• [Set task]
Repeat every line below exactly, word for word.
# # # # #
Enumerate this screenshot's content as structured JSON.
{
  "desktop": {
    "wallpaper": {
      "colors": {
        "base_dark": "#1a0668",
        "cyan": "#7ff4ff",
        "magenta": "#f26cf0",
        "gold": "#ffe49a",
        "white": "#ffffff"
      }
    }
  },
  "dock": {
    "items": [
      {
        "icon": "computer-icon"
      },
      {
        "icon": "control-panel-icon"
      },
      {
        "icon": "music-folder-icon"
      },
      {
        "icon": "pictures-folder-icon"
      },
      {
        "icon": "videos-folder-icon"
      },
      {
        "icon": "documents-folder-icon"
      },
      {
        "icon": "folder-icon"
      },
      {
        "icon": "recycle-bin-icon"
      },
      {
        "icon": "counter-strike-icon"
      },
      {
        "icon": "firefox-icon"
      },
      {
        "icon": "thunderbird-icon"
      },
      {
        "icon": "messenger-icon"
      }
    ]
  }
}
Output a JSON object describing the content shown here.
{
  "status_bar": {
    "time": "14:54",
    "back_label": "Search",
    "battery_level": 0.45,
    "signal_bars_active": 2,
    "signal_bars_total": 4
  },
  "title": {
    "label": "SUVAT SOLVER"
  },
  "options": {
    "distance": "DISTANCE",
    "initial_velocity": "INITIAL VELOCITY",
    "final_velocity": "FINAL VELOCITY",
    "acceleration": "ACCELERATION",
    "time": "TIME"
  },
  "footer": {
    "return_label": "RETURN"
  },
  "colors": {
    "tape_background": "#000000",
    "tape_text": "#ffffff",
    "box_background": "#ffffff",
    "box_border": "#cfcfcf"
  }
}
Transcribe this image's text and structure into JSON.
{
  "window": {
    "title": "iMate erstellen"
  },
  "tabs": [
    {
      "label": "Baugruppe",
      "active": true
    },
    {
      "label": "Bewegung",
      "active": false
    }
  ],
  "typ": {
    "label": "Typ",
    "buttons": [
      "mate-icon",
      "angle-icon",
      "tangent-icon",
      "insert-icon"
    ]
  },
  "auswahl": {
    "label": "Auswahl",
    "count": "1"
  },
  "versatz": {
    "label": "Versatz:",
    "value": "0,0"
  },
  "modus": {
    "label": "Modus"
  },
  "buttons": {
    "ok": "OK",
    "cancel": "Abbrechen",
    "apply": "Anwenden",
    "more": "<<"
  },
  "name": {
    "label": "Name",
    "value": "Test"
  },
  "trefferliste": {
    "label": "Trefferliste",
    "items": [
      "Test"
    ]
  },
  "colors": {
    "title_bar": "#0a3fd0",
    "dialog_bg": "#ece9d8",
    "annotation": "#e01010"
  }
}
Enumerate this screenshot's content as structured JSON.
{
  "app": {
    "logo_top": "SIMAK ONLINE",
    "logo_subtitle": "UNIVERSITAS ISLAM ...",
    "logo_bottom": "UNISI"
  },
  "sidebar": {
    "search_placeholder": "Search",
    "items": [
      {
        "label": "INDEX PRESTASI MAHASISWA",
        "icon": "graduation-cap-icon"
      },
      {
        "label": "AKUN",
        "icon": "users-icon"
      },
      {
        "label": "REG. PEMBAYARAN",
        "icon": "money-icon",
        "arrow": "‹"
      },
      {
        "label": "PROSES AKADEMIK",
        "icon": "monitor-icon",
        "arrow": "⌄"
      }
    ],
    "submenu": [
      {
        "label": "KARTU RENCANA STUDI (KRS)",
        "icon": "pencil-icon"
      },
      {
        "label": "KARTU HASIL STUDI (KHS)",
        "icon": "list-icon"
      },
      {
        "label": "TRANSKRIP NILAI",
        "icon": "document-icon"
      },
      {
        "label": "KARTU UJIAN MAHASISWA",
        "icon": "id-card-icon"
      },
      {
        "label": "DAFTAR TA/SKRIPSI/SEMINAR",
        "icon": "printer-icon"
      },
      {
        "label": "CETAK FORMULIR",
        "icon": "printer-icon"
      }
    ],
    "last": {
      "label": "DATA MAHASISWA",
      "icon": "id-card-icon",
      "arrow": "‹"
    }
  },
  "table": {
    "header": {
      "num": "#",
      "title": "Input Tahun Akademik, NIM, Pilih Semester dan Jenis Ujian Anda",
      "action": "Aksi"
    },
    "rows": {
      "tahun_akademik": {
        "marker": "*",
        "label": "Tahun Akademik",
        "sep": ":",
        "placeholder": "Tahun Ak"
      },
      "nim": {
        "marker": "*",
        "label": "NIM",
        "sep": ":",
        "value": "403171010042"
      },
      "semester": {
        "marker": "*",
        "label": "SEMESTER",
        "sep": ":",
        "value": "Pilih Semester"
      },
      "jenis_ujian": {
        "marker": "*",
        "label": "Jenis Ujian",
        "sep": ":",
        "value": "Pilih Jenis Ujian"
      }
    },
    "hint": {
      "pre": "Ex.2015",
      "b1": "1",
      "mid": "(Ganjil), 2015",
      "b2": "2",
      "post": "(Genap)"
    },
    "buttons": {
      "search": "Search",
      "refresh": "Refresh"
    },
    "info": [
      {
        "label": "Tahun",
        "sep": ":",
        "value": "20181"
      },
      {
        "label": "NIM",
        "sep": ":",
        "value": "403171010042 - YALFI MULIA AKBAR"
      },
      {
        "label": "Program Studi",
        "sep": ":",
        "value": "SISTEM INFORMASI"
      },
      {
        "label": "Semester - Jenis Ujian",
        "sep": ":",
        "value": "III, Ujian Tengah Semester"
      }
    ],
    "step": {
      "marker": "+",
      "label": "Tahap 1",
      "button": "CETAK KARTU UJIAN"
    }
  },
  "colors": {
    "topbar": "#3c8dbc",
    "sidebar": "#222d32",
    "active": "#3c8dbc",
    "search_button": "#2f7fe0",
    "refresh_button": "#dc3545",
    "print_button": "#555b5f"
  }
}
# # # # #
• [Exercise answer]
Enumerate this screenshot's content as structured JSON.
{
  "desktop": {
    "wallpaper": {
      "colors": {
        "base_dark": "#1a0668",
        "cyan": "#7ff4ff",
        "magenta": "#f26cf0",
        "gold": "#ffe49a",
        "white": "#ffffff"
      }
    }
  },
  "dock": {
    "items": [
      {
        "icon": "computer-icon"
      },
      {
        "icon": "control-panel-icon"
      },
      {
        "icon": "music-folder-icon"
      },
      {
        "icon": "pictures-folder-icon"
      },
      {
        "icon": "videos-folder-icon"
      },
      {
        "icon": "documents-folder-icon"
      },
      {
        "icon": "folder-icon"
      },
      {
        "icon": "recycle-bin-icon"
      },
      {
        "icon": "counter-strike-icon"
      },
      {
        "icon": "firefox-icon"
      },
      {
        "icon": "thunderbird-icon"
      },
      {
        "icon": "messenger-icon"
      }
    ]
  }
}
Output a JSON object describing the content shown here.
{
  "status_bar": {
    "time": "14:54",
    "back_label": "Search",
    "battery_level": 0.45,
    "signal_bars_active": 2,
    "signal_bars_total": 4
  },
  "title": {
    "label": "SUVAT SOLVER"
  },
  "options": {
    "distance": "DISTANCE",
    "initial_velocity": "INITIAL VELOCITY",
    "final_velocity": "FINAL VELOCITY",
    "acceleration": "ACCELERATION",
    "time": "TIME"
  },
  "footer": {
    "return_label": "RETURN"
  },
  "colors": {
    "tape_background": "#000000",
    "tape_text": "#ffffff",
    "box_background": "#ffffff",
    "box_border": "#cfcfcf"
  }
}
Transcribe this image's text and structure into JSON.
{
  "window": {
    "title": "iMate erstellen"
  },
  "tabs": [
    {
      "label": "Baugruppe",
      "active": true
    },
    {
      "label": "Bewegung",
      "active": false
    }
  ],
  "typ": {
    "label": "Typ",
    "buttons": [
      "mate-icon",
      "angle-icon",
      "tangent-icon",
      "insert-icon"
    ]
  },
  "auswahl": {
    "label": "Auswahl",
    "count": "1"
  },
  "versatz": {
    "label": "Versatz:",
    "value": "0,0"
  },
  "modus": {
    "label": "Modus"
  },
  "buttons": {
    "ok": "OK",
    "cancel": "Abbrechen",
    "apply": "Anwenden",
    "more": "<<"
  },
  "name": {
    "label": "Name",
    "value": "Test"
  },
  "trefferliste": {
    "label": "Trefferliste",
    "items": [
      "Test"
    ]
  },
  "colors": {
    "title_bar": "#0a3fd0",
    "dialog_bg": "#ece9d8",
    "annotation": "#e01010"
  }
}
Enumerate this screenshot's content as structured JSON.
{
  "app": {
    "logo_top": "SIMAK ONLINE",
    "logo_subtitle": "UNIVERSITAS ISLAM ...",
    "logo_bottom": "UNISI"
  },
  "sidebar": {
    "search_placeholder": "Search",
    "items": [
      {
        "label": "INDEX PRESTASI MAHASISWA",
        "icon": "graduation-cap-icon"
      },
      {
        "label": "AKUN",
        "icon": "users-icon"
      },
      {
        "label": "REG. PEMBAYARAN",
        "icon": "money-icon",
        "arrow": "‹"
      },
      {
        "label": "PROSES AKADEMIK",
        "icon": "monitor-icon",
        "arrow": "⌄"
      }
    ],
    "submenu": [
      {
        "label": "KARTU RENCANA STUDI (KRS)",
        "icon": "pencil-icon"
      },
      {
        "label": "KARTU HASIL STUDI (KHS)",
        "icon": "list-icon"
      },
      {
        "label": "TRANSKRIP NILAI",
        "icon": "document-icon"
      },
      {
        "label": "KARTU UJIAN MAHASISWA",
        "icon": "id-card-icon"
      },
      {
        "label": "DAFTAR TA/SKRIPSI/SEMINAR",
        "icon": "printer-icon"
      },
      {
        "label": "CETAK FORMULIR",
        "icon": "printer-icon"
      }
    ],
    "last": {
      "label": "DATA MAHASISWA",
      "icon": "id-card-icon",
      "arrow": "‹"
    }
  },
  "table": {
    "header": {
      "num": "#",
      "title": "Input Tahun Akademik, NIM, Pilih Semester dan Jenis Ujian Anda",
      "action": "Aksi"
    },
    "rows": {
      "tahun_akademik": {
        "marker": "*",
        "label": "Tahun Akademik",
        "sep": ":",
        "placeholder": "Tahun Ak"
      },
      "nim": {
        "marker": "*",
        "label": "NIM",
        "sep": ":",
        "value": "403171010042"
      },
      "semester": {
        "marker": "*",
        "label": "SEMESTER",
        "sep": ":",
        "value": "Pilih Semester"
      },
      "jenis_ujian": {
        "marker": "*",
        "label": "Jenis Ujian",
        "sep": ":",
        "value": "Pilih Jenis Ujian"
      }
    },
    "hint": {
      "pre": "Ex.2015",
      "b1": "1",
      "mid": "(Ganjil), 2015",
      "b2": "2",
      "post": "(Genap)"
    },
    "buttons": {
      "search": "Search",
      "refresh": "Refresh"
    },
    "info": [
      {
        "label": "Tahun",
        "sep": ":",
        "value": "20181"
      },
      {
        "label": "NIM",
        "sep": ":",
        "value": "403171010042 - YALFI MULIA AKBAR"
      },
      {
        "label": "Program Studi",
        "sep": ":",
        "value": "SISTEM INFORMASI"
      },
      {
        "label": "Semester - Jenis Ujian",
        "sep": ":",
        "value": "III, Ujian Tengah Semester"
      }
    ],
    "step": {
      "marker": "+",
      "label": "Tahap 1",
      "button": "CETAK KARTU UJIAN"
    }
  },
  "colors": {
    "topbar": "#3c8dbc",
    "sidebar": "#222d32",
    "active": "#3c8dbc",
    "search_button": "#2f7fe0",
    "refresh_button": "#dc3545",
    "print_button": "#555b5f"
  }
}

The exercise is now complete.